[GIVEN EXERCISE]
Exclude all pictures, then copy each of the records exactly as written.

[ENTRIES SUPPLIED]
#####
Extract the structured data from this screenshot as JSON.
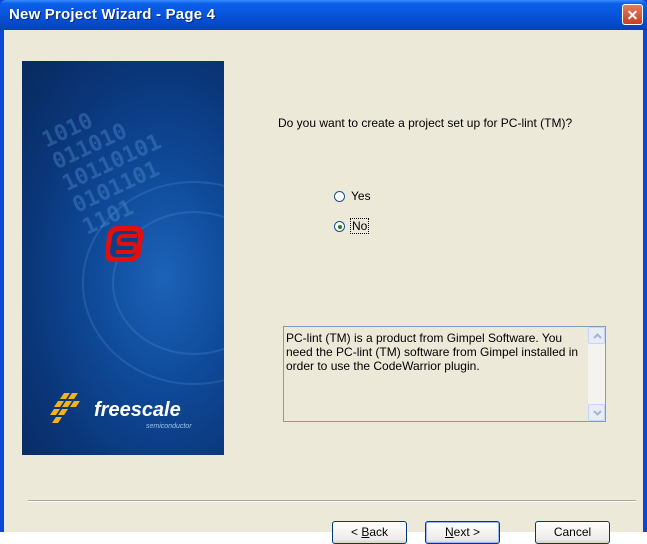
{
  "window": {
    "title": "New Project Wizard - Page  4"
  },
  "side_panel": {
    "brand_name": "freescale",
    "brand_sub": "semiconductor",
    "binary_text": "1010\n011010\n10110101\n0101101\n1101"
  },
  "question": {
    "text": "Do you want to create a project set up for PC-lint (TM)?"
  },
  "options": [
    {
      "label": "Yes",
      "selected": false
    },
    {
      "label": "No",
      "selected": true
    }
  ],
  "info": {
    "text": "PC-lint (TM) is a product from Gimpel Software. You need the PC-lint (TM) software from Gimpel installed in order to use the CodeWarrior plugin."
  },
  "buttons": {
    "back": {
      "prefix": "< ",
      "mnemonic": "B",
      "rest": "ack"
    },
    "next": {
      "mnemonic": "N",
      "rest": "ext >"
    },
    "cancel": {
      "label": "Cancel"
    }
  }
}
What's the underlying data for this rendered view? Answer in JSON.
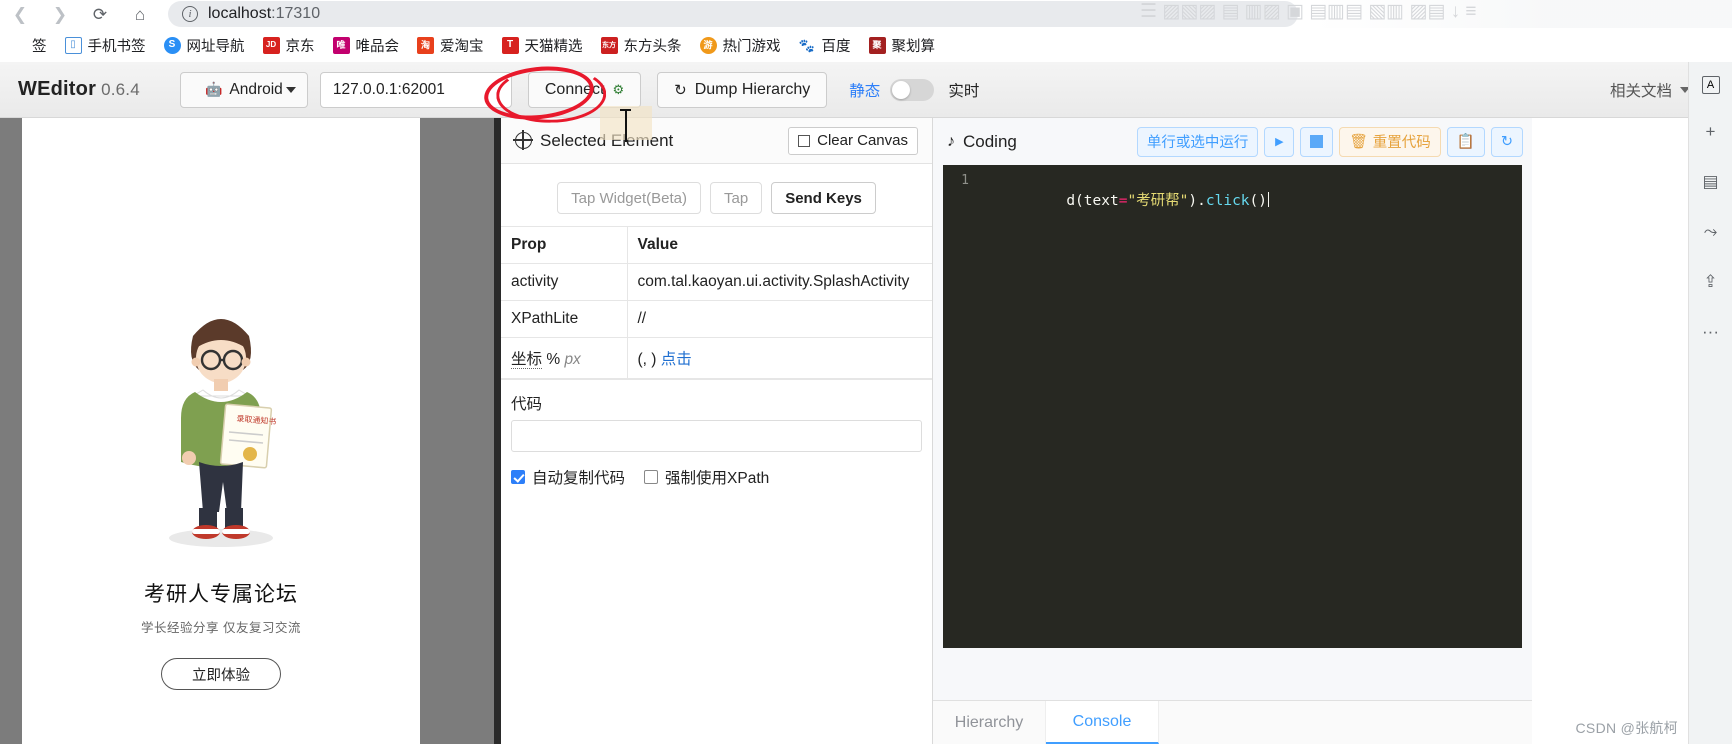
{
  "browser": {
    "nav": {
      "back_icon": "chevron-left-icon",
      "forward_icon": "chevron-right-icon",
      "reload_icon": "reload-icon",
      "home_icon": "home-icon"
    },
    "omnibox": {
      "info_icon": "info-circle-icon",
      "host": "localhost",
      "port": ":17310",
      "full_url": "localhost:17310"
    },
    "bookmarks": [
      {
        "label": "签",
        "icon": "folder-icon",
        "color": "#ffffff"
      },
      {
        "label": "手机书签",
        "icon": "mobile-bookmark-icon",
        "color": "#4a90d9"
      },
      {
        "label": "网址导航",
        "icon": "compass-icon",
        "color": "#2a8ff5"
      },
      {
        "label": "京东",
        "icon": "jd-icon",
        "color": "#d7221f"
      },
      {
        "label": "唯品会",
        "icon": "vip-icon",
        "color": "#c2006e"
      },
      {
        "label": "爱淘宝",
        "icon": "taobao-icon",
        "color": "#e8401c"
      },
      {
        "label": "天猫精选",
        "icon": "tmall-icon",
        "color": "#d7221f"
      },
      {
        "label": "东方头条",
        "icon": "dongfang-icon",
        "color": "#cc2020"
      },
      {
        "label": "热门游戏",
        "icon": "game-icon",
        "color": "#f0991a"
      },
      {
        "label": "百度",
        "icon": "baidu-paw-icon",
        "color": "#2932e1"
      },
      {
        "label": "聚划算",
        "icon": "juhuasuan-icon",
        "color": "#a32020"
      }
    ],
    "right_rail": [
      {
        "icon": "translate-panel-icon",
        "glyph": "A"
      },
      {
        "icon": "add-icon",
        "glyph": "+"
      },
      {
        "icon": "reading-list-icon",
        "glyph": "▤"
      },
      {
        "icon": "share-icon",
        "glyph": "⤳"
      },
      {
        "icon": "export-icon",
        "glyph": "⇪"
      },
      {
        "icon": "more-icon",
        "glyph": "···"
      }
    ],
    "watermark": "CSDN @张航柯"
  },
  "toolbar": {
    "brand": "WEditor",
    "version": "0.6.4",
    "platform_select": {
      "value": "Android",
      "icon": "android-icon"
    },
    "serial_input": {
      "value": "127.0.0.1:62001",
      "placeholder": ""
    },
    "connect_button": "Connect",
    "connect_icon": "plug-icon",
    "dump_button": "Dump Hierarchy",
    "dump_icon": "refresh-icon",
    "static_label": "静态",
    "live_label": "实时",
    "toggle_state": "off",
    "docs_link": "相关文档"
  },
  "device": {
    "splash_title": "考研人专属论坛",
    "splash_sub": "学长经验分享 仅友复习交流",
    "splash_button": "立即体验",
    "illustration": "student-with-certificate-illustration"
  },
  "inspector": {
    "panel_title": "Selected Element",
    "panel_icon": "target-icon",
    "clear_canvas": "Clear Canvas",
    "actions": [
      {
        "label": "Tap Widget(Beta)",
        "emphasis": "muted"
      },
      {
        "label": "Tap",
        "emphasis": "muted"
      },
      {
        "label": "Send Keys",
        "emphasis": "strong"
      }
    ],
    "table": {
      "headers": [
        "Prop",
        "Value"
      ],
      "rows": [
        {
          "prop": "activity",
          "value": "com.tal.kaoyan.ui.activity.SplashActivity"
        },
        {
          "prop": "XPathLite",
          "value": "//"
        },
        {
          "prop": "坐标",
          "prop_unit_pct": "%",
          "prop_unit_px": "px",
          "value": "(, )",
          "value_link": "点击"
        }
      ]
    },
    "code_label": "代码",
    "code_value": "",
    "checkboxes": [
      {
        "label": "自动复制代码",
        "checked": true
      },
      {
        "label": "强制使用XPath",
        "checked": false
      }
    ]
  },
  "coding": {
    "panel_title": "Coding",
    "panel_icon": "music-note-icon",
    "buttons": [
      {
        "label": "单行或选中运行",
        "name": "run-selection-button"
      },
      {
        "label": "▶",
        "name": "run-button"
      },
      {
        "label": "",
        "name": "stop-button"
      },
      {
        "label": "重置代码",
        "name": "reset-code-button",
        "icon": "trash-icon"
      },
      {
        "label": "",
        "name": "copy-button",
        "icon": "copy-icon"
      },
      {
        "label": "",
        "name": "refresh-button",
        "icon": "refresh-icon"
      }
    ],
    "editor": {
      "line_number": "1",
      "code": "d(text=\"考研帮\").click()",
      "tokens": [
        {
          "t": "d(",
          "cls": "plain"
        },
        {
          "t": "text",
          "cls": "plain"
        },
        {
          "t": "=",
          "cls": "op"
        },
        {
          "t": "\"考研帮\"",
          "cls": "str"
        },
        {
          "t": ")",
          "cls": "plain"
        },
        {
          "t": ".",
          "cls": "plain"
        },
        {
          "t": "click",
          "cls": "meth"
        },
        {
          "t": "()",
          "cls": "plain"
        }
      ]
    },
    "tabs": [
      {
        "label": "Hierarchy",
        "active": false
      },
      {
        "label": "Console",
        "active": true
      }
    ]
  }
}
#####
[WRITTEN RESPONSE]
Extract the structured data from this screenshot as JSON.
{
  "window": {
    "title": "New Project Wizard - Page  4"
  },
  "side_panel": {
    "brand_name": "freescale",
    "brand_sub": "semiconductor",
    "binary_text": "1010\n011010\n10110101\n0101101\n1101"
  },
  "question": {
    "text": "Do you want to create a project set up for PC-lint (TM)?"
  },
  "options": [
    {
      "label": "Yes",
      "selected": false
    },
    {
      "label": "No",
      "selected": true
    }
  ],
  "info": {
    "text": "PC-lint (TM) is a product from Gimpel Software. You need the PC-lint (TM) software from Gimpel installed in order to use the CodeWarrior plugin."
  },
  "buttons": {
    "back": {
      "prefix": "< ",
      "mnemonic": "B",
      "rest": "ack"
    },
    "next": {
      "mnemonic": "N",
      "rest": "ext >"
    },
    "cancel": {
      "label": "Cancel"
    }
  }
}
What's the underlying data for this rendered view? Answer in JSON.
{
  "browser": {
    "nav": {
      "back_icon": "chevron-left-icon",
      "forward_icon": "chevron-right-icon",
      "reload_icon": "reload-icon",
      "home_icon": "home-icon"
    },
    "omnibox": {
      "info_icon": "info-circle-icon",
      "host": "localhost",
      "port": ":17310",
      "full_url": "localhost:17310"
    },
    "bookmarks": [
      {
        "label": "签",
        "icon": "folder-icon",
        "color": "#ffffff"
      },
      {
        "label": "手机书签",
        "icon": "mobile-bookmark-icon",
        "color": "#4a90d9"
      },
      {
        "label": "网址导航",
        "icon": "compass-icon",
        "color": "#2a8ff5"
      },
      {
        "label": "京东",
        "icon": "jd-icon",
        "color": "#d7221f"
      },
      {
        "label": "唯品会",
        "icon": "vip-icon",
        "color": "#c2006e"
      },
      {
        "label": "爱淘宝",
        "icon": "taobao-icon",
        "color": "#e8401c"
      },
      {
        "label": "天猫精选",
        "icon": "tmall-icon",
        "color": "#d7221f"
      },
      {
        "label": "东方头条",
        "icon": "dongfang-icon",
        "color": "#cc2020"
      },
      {
        "label": "热门游戏",
        "icon": "game-icon",
        "color": "#f0991a"
      },
      {
        "label": "百度",
        "icon": "baidu-paw-icon",
        "color": "#2932e1"
      },
      {
        "label": "聚划算",
        "icon": "juhuasuan-icon",
        "color": "#a32020"
      }
    ],
    "right_rail": [
      {
        "icon": "translate-panel-icon",
        "glyph": "A"
      },
      {
        "icon": "add-icon",
        "glyph": "+"
      },
      {
        "icon": "reading-list-icon",
        "glyph": "▤"
      },
      {
        "icon": "share-icon",
        "glyph": "⤳"
      },
      {
        "icon": "export-icon",
        "glyph": "⇪"
      },
      {
        "icon": "more-icon",
        "glyph": "···"
      }
    ],
    "watermark": "CSDN @张航柯"
  },
  "toolbar": {
    "brand": "WEditor",
    "version": "0.6.4",
    "platform_select": {
      "value": "Android",
      "icon": "android-icon"
    },
    "serial_input": {
      "value": "127.0.0.1:62001",
      "placeholder": ""
    },
    "connect_button": "Connect",
    "connect_icon": "plug-icon",
    "dump_button": "Dump Hierarchy",
    "dump_icon": "refresh-icon",
    "static_label": "静态",
    "live_label": "实时",
    "toggle_state": "off",
    "docs_link": "相关文档"
  },
  "device": {
    "splash_title": "考研人专属论坛",
    "splash_sub": "学长经验分享 仅友复习交流",
    "splash_button": "立即体验",
    "illustration": "student-with-certificate-illustration"
  },
  "inspector": {
    "panel_title": "Selected Element",
    "panel_icon": "target-icon",
    "clear_canvas": "Clear Canvas",
    "actions": [
      {
        "label": "Tap Widget(Beta)",
        "emphasis": "muted"
      },
      {
        "label": "Tap",
        "emphasis": "muted"
      },
      {
        "label": "Send Keys",
        "emphasis": "strong"
      }
    ],
    "table": {
      "headers": [
        "Prop",
        "Value"
      ],
      "rows": [
        {
          "prop": "activity",
          "value": "com.tal.kaoyan.ui.activity.SplashActivity"
        },
        {
          "prop": "XPathLite",
          "value": "//"
        },
        {
          "prop": "坐标",
          "prop_unit_pct": "%",
          "prop_unit_px": "px",
          "value": "(, )",
          "value_link": "点击"
        }
      ]
    },
    "code_label": "代码",
    "code_value": "",
    "checkboxes": [
      {
        "label": "自动复制代码",
        "checked": true
      },
      {
        "label": "强制使用XPath",
        "checked": false
      }
    ]
  },
  "coding": {
    "panel_title": "Coding",
    "panel_icon": "music-note-icon",
    "buttons": [
      {
        "label": "单行或选中运行",
        "name": "run-selection-button"
      },
      {
        "label": "▶",
        "name": "run-button"
      },
      {
        "label": "",
        "name": "stop-button"
      },
      {
        "label": "重置代码",
        "name": "reset-code-button",
        "icon": "trash-icon"
      },
      {
        "label": "",
        "name": "copy-button",
        "icon": "copy-icon"
      },
      {
        "label": "",
        "name": "refresh-button",
        "icon": "refresh-icon"
      }
    ],
    "editor": {
      "line_number": "1",
      "code": "d(text=\"考研帮\").click()",
      "tokens": [
        {
          "t": "d(",
          "cls": "plain"
        },
        {
          "t": "text",
          "cls": "plain"
        },
        {
          "t": "=",
          "cls": "op"
        },
        {
          "t": "\"考研帮\"",
          "cls": "str"
        },
        {
          "t": ")",
          "cls": "plain"
        },
        {
          "t": ".",
          "cls": "plain"
        },
        {
          "t": "click",
          "cls": "meth"
        },
        {
          "t": "()",
          "cls": "plain"
        }
      ]
    },
    "tabs": [
      {
        "label": "Hierarchy",
        "active": false
      },
      {
        "label": "Console",
        "active": true
      }
    ]
  }
}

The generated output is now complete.